WORK REQUEST
All of the data is to be printed again exactly as it appears.
--- PROVIDED DATA Enclosed Below ---
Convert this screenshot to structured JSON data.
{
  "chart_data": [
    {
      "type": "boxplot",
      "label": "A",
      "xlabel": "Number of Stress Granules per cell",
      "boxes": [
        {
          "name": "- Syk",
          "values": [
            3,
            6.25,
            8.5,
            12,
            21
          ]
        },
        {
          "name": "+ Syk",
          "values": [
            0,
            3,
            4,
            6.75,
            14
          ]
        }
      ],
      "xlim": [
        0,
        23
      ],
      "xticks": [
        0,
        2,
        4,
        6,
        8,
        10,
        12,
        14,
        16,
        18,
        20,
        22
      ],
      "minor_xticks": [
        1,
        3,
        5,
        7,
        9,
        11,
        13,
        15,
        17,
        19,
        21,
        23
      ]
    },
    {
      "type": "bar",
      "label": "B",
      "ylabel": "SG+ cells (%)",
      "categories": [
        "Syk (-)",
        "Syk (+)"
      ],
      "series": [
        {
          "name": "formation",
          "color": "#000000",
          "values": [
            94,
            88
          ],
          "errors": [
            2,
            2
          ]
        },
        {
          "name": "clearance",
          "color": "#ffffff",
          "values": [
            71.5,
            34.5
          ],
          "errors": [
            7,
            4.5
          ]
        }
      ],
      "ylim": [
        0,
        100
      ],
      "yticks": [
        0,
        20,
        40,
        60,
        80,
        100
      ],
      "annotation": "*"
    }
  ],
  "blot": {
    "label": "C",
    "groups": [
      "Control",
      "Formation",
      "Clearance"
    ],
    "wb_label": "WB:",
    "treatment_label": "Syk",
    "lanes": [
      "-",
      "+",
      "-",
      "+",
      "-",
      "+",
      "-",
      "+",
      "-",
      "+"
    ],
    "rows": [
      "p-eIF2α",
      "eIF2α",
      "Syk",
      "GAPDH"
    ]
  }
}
--- End of Enclosed PROVIDED DATA ---
ANSWER BELOW
Convert this screenshot to structured JSON data.
{
  "chart_data": [
    {
      "type": "boxplot",
      "label": "A",
      "xlabel": "Number of Stress Granules per cell",
      "boxes": [
        {
          "name": "- Syk",
          "values": [
            3,
            6.25,
            8.5,
            12,
            21
          ]
        },
        {
          "name": "+ Syk",
          "values": [
            0,
            3,
            4,
            6.75,
            14
          ]
        }
      ],
      "xlim": [
        0,
        23
      ],
      "xticks": [
        0,
        2,
        4,
        6,
        8,
        10,
        12,
        14,
        16,
        18,
        20,
        22
      ],
      "minor_xticks": [
        1,
        3,
        5,
        7,
        9,
        11,
        13,
        15,
        17,
        19,
        21,
        23
      ]
    },
    {
      "type": "bar",
      "label": "B",
      "ylabel": "SG+ cells (%)",
      "categories": [
        "Syk (-)",
        "Syk (+)"
      ],
      "series": [
        {
          "name": "formation",
          "color": "#000000",
          "values": [
            94,
            88
          ],
          "errors": [
            2,
            2
          ]
        },
        {
          "name": "clearance",
          "color": "#ffffff",
          "values": [
            71.5,
            34.5
          ],
          "errors": [
            7,
            4.5
          ]
        }
      ],
      "ylim": [
        0,
        100
      ],
      "yticks": [
        0,
        20,
        40,
        60,
        80,
        100
      ],
      "annotation": "*"
    }
  ],
  "blot": {
    "label": "C",
    "groups": [
      "Control",
      "Formation",
      "Clearance"
    ],
    "wb_label": "WB:",
    "treatment_label": "Syk",
    "lanes": [
      "-",
      "+",
      "-",
      "+",
      "-",
      "+",
      "-",
      "+",
      "-",
      "+"
    ],
    "rows": [
      "p-eIF2α",
      "eIF2α",
      "Syk",
      "GAPDH"
    ]
  }
}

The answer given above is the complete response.